═════ The data ═════

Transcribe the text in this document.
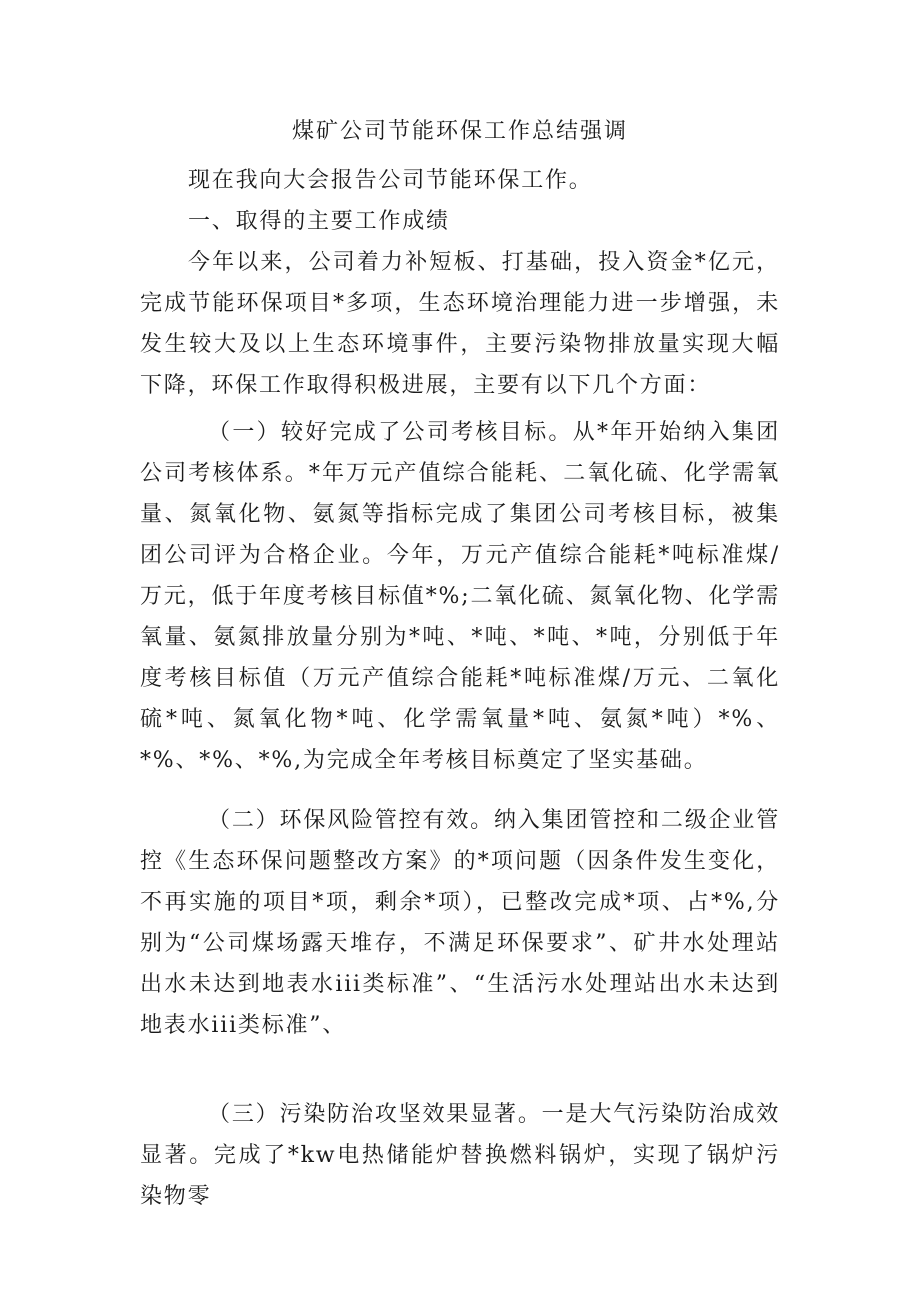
煤矿公司节能环保工作总结强调

现在我向大会报告公司节能环保工作。

一、取得的主要工作成绩

今年以来，公司着力补短板、打基础，投入资金*亿元，完成节能环保项目*多项，生态环境治理能力进一步增强，未发生较大及以上生态环境事件，主要污染物排放量实现大幅下降，环保工作取得积极进展，主要有以下几个方面：

（一）较好完成了公司考核目标。从*年开始纳入集团公司考核体系。*年万元产值综合能耗、二氧化硫、化学需氧量、氮氧化物、氨氮等指标完成了集团公司考核目标，被集团公司评为合格企业。今年，万元产值综合能耗*吨标准煤/万元，低于年度考核目标值*%;二氧化硫、氮氧化物、化学需氧量、氨氮排放量分别为*吨、*吨、*吨、*吨，分别低于年度考核目标值（万元产值综合能耗*吨标准煤/万元、二氧化硫*吨、氮氧化物*吨、化学需氧量*吨、氨氮*吨）*%、*%、*%、*%,为完成全年考核目标奠定了坚实基础。

（二）环保风险管控有效。纳入集团管控和二级企业管控《生态环保问题整改方案》的*项问题（因条件发生变化，不再实施的项目*项，剩余*项），已整改完成*项、占*%,分别为“公司煤场露天堆存，不满足环保要求”、矿井水处理站出水未达到地表水iii类标准”、“生活污水处理站出水未达到地表水iii类标准”、

（三）污染防治攻坚效果显著。一是大气污染防治成效显著。完成了*kw电热储能炉替换燃料锅炉，实现了锅炉污染物零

═════

▶ **What you need to do**
Leave the pictures out and copy the rest of the data exactly.

▶ **Answer for the task**
Transcribe the text in this document.
煤矿公司节能环保工作总结强调

现在我向大会报告公司节能环保工作。

一、取得的主要工作成绩

今年以来，公司着力补短板、打基础，投入资金*亿元，完成节能环保项目*多项，生态环境治理能力进一步增强，未发生较大及以上生态环境事件，主要污染物排放量实现大幅下降，环保工作取得积极进展，主要有以下几个方面：

（一）较好完成了公司考核目标。从*年开始纳入集团公司考核体系。*年万元产值综合能耗、二氧化硫、化学需氧量、氮氧化物、氨氮等指标完成了集团公司考核目标，被集团公司评为合格企业。今年，万元产值综合能耗*吨标准煤/万元，低于年度考核目标值*%;二氧化硫、氮氧化物、化学需氧量、氨氮排放量分别为*吨、*吨、*吨、*吨，分别低于年度考核目标值（万元产值综合能耗*吨标准煤/万元、二氧化硫*吨、氮氧化物*吨、化学需氧量*吨、氨氮*吨）*%、*%、*%、*%,为完成全年考核目标奠定了坚实基础。

（二）环保风险管控有效。纳入集团管控和二级企业管控《生态环保问题整改方案》的*项问题（因条件发生变化，不再实施的项目*项，剩余*项），已整改完成*项、占*%,分别为“公司煤场露天堆存，不满足环保要求”、矿井水处理站出水未达到地表水iii类标准”、“生活污水处理站出水未达到地表水iii类标准”、

（三）污染防治攻坚效果显著。一是大气污染防治成效显著。完成了*kw电热储能炉替换燃料锅炉，实现了锅炉污染物零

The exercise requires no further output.